• **Exercise brief**
Repeat each entry as written, dropping any picture you find.

::::

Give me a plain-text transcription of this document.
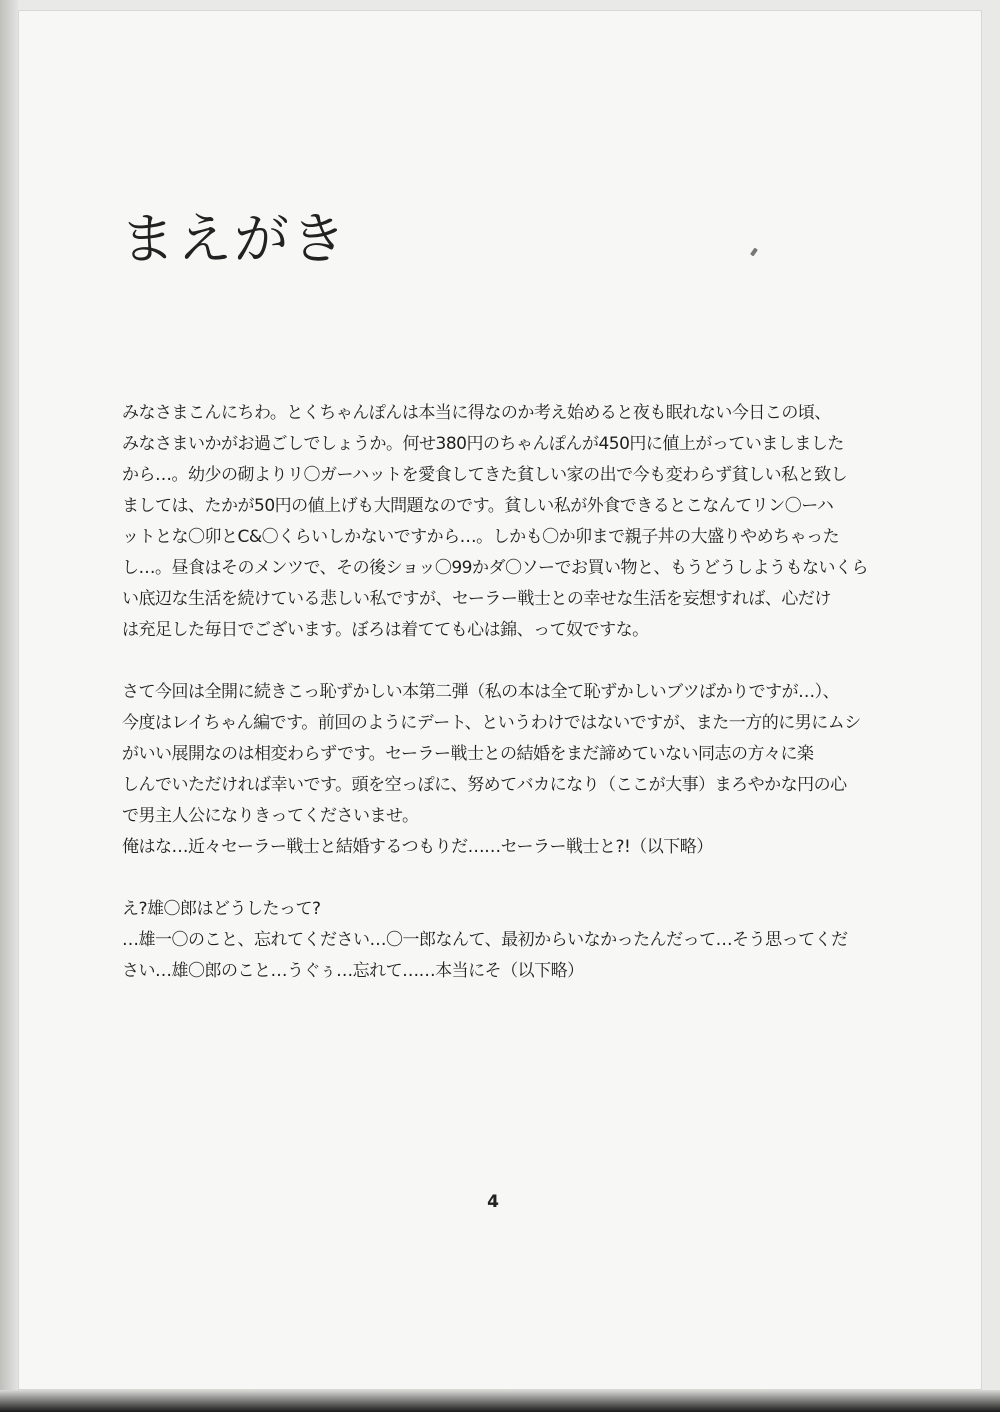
まえがき
みなさまこんにちわ。とくちゃんぽんは本当に得なのか考え始めると夜も眠れない今日この頃、
みなさまいかがお過ごしでしょうか。何せ380円のちゃんぽんが450円に値上がっていましました
から…。幼少の砌よりリ〇ガーハットを愛食してきた貧しい家の出で今も変わらず貧しい私と致し
ましては、たかが50円の値上げも大問題なのです。貧しい私が外食できるとこなんてリン〇ーハ
ットとな〇卯とC&〇くらいしかないですから…。しかも〇か卯まで親子丼の大盛りやめちゃった
し…。昼食はそのメンツで、その後ショッ〇99かダ〇ソーでお買い物と、もうどうしようもないくら
い底辺な生活を続けている悲しい私ですが、セーラー戦士との幸せな生活を妄想すれば、心だけ
は充足した毎日でございます。ぼろは着てても心は錦、って奴ですな。
さて今回は全開に続きこっ恥ずかしい本第二弾（私の本は全て恥ずかしいブツばかりですが…）、
今度はレイちゃん編です。前回のようにデート、というわけではないですが、また一方的に男にムシ
がいい展開なのは相変わらずです。セーラー戦士との結婚をまだ諦めていない同志の方々に楽
しんでいただければ幸いです。頭を空っぽに、努めてバカになり（ここが大事）まろやかな円の心
で男主人公になりきってくださいませ。
俺はな…近々セーラー戦士と結婚するつもりだ……セーラー戦士と?!（以下略）
え?雄〇郎はどうしたって?
…雄一〇のこと、忘れてください…〇一郎なんて、最初からいなかったんだって…そう思ってくだ
さい…雄〇郎のこと…うぐぅ…忘れて……本当にそ（以下略）
4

::::

• **Completed exercise**
Give me a plain-text transcription of this document.
まえがき
みなさまこんにちわ。とくちゃんぽんは本当に得なのか考え始めると夜も眠れない今日この頃、
みなさまいかがお過ごしでしょうか。何せ380円のちゃんぽんが450円に値上がっていましました
から…。幼少の砌よりリ〇ガーハットを愛食してきた貧しい家の出で今も変わらず貧しい私と致し
ましては、たかが50円の値上げも大問題なのです。貧しい私が外食できるとこなんてリン〇ーハ
ットとな〇卯とC&〇くらいしかないですから…。しかも〇か卯まで親子丼の大盛りやめちゃった
し…。昼食はそのメンツで、その後ショッ〇99かダ〇ソーでお買い物と、もうどうしようもないくら
い底辺な生活を続けている悲しい私ですが、セーラー戦士との幸せな生活を妄想すれば、心だけ
は充足した毎日でございます。ぼろは着てても心は錦、って奴ですな。
さて今回は全開に続きこっ恥ずかしい本第二弾（私の本は全て恥ずかしいブツばかりですが…）、
今度はレイちゃん編です。前回のようにデート、というわけではないですが、また一方的に男にムシ
がいい展開なのは相変わらずです。セーラー戦士との結婚をまだ諦めていない同志の方々に楽
しんでいただければ幸いです。頭を空っぽに、努めてバカになり（ここが大事）まろやかな円の心
で男主人公になりきってくださいませ。
俺はな…近々セーラー戦士と結婚するつもりだ……セーラー戦士と?!（以下略）
え?雄〇郎はどうしたって?
…雄一〇のこと、忘れてください…〇一郎なんて、最初からいなかったんだって…そう思ってくだ
さい…雄〇郎のこと…うぐぅ…忘れて……本当にそ（以下略）
4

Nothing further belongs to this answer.